The exercise
Collect the lines of the entries where "this" shows up.

— START —

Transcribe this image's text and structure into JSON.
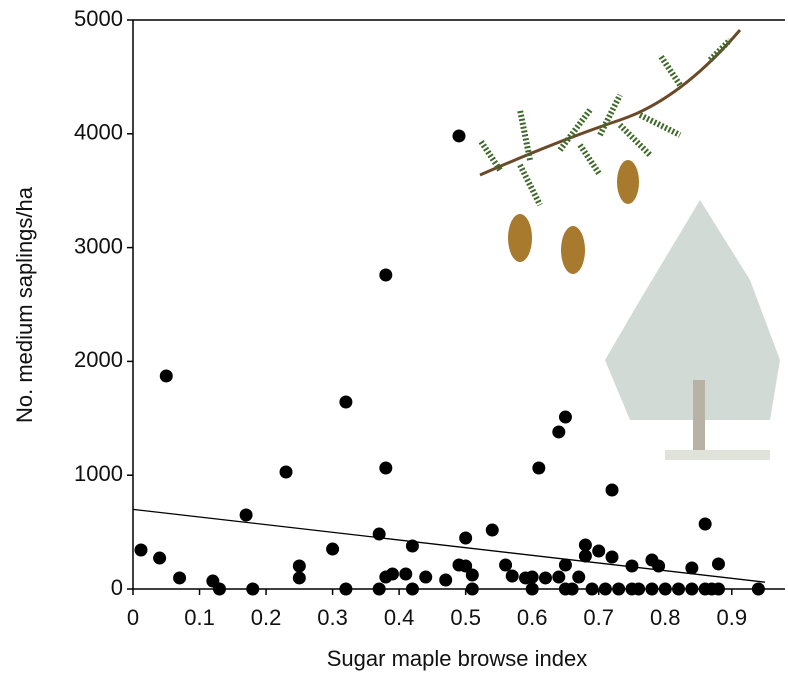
{
  "chart_data": {
    "type": "scatter",
    "x_label": "Sugar maple browse index",
    "y_label": "No. medium saplings/ha",
    "xlim": [
      0,
      0.98
    ],
    "ylim": [
      0,
      5000
    ],
    "xticks": [
      0,
      0.1,
      0.2,
      0.3,
      0.4,
      0.5,
      0.6,
      0.7,
      0.8,
      0.9
    ],
    "yticks": [
      0,
      1000,
      2000,
      3000,
      4000,
      5000
    ],
    "color": "#000000",
    "x": [
      0.012,
      0.04,
      0.05,
      0.07,
      0.12,
      0.13,
      0.17,
      0.18,
      0.23,
      0.25,
      0.25,
      0.3,
      0.32,
      0.32,
      0.37,
      0.37,
      0.38,
      0.38,
      0.38,
      0.39,
      0.41,
      0.42,
      0.42,
      0.44,
      0.47,
      0.49,
      0.49,
      0.5,
      0.5,
      0.51,
      0.51,
      0.54,
      0.56,
      0.57,
      0.59,
      0.6,
      0.6,
      0.61,
      0.62,
      0.64,
      0.64,
      0.65,
      0.65,
      0.65,
      0.66,
      0.67,
      0.68,
      0.68,
      0.69,
      0.7,
      0.71,
      0.72,
      0.72,
      0.73,
      0.75,
      0.75,
      0.76,
      0.78,
      0.78,
      0.79,
      0.8,
      0.82,
      0.84,
      0.84,
      0.86,
      0.86,
      0.87,
      0.88,
      0.88,
      0.94
    ],
    "values": [
      343,
      272,
      1872,
      97,
      70,
      0,
      650,
      0,
      1028,
      202,
      97,
      351,
      1643,
      0,
      483,
      0,
      2759,
      1063,
      105,
      132,
      132,
      378,
      0,
      105,
      79,
      3981,
      211,
      448,
      202,
      123,
      0,
      518,
      211,
      114,
      97,
      0,
      105,
      1063,
      97,
      1380,
      105,
      0,
      1511,
      211,
      0,
      105,
      387,
      290,
      0,
      334,
      0,
      870,
      281,
      0,
      0,
      202,
      0,
      255,
      0,
      202,
      0,
      0,
      185,
      0,
      571,
      0,
      0,
      220,
      0,
      0
    ],
    "fit_line": {
      "x": [
        0,
        0.95
      ],
      "values": [
        700,
        60
      ]
    }
  }
}
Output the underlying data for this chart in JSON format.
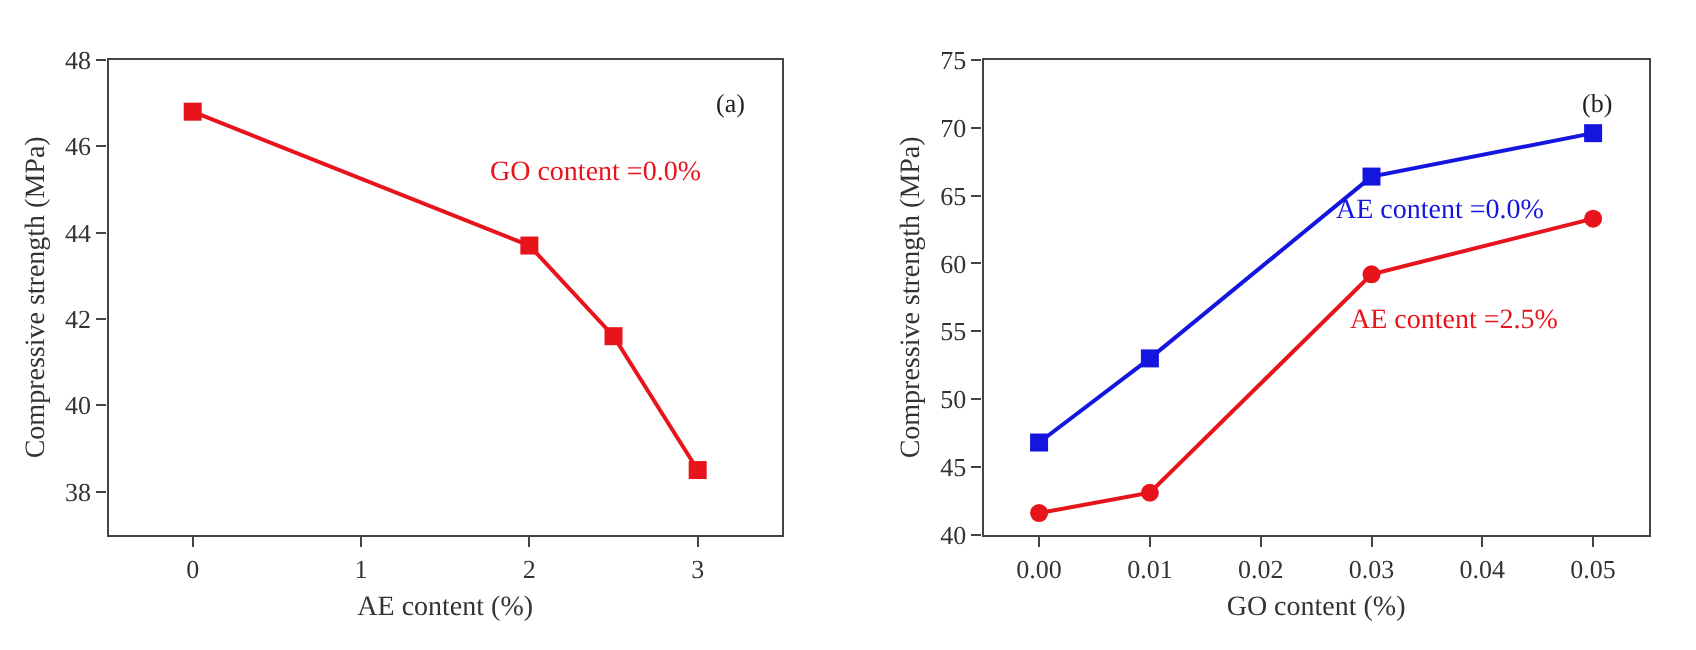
{
  "chart_data": [
    {
      "type": "line",
      "x": [
        0,
        2,
        2.5,
        3
      ],
      "xlabel": "AE content (%)",
      "ylabel": "Compressive strength (MPa)",
      "xlim": [
        -0.5,
        3.5
      ],
      "xticks": [
        0,
        1,
        2,
        3
      ],
      "ylim": [
        37,
        48
      ],
      "yticks": [
        38,
        40,
        42,
        44,
        46,
        48
      ],
      "annotations": [
        "(a)"
      ],
      "legend": false,
      "line_style": "solid",
      "series": [
        {
          "name": "GO content =0.0%",
          "color": "#e8141b",
          "marker": "square",
          "values": [
            46.8,
            43.7,
            41.6,
            38.5
          ]
        }
      ]
    },
    {
      "type": "line",
      "x": [
        0,
        0.01,
        0.03,
        0.05
      ],
      "xlabel": "GO content (%)",
      "ylabel": "Compressive strength (MPa)",
      "xlim": [
        -0.005,
        0.055
      ],
      "xticks": [
        {
          "value": 0,
          "label": "0.00"
        },
        0.01,
        0.02,
        0.03,
        0.04,
        0.05
      ],
      "ylim": [
        40,
        75
      ],
      "yticks": [
        40,
        45,
        50,
        55,
        60,
        65,
        70,
        75
      ],
      "annotations": [
        "(b)"
      ],
      "legend": false,
      "line_style": "solid",
      "series": [
        {
          "name": "AE content =0.0%",
          "color": "#1515e0",
          "marker": "square",
          "values": [
            46.8,
            53.0,
            66.4,
            69.6
          ]
        },
        {
          "name": "AE content =2.5%",
          "color": "#e8141b",
          "marker": "circle",
          "values": [
            41.6,
            43.1,
            59.2,
            63.3
          ]
        }
      ]
    }
  ]
}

— END —

Reply
Transcribe this image's text and structure into JSON.
Output the underlying data for this chart in JSON format.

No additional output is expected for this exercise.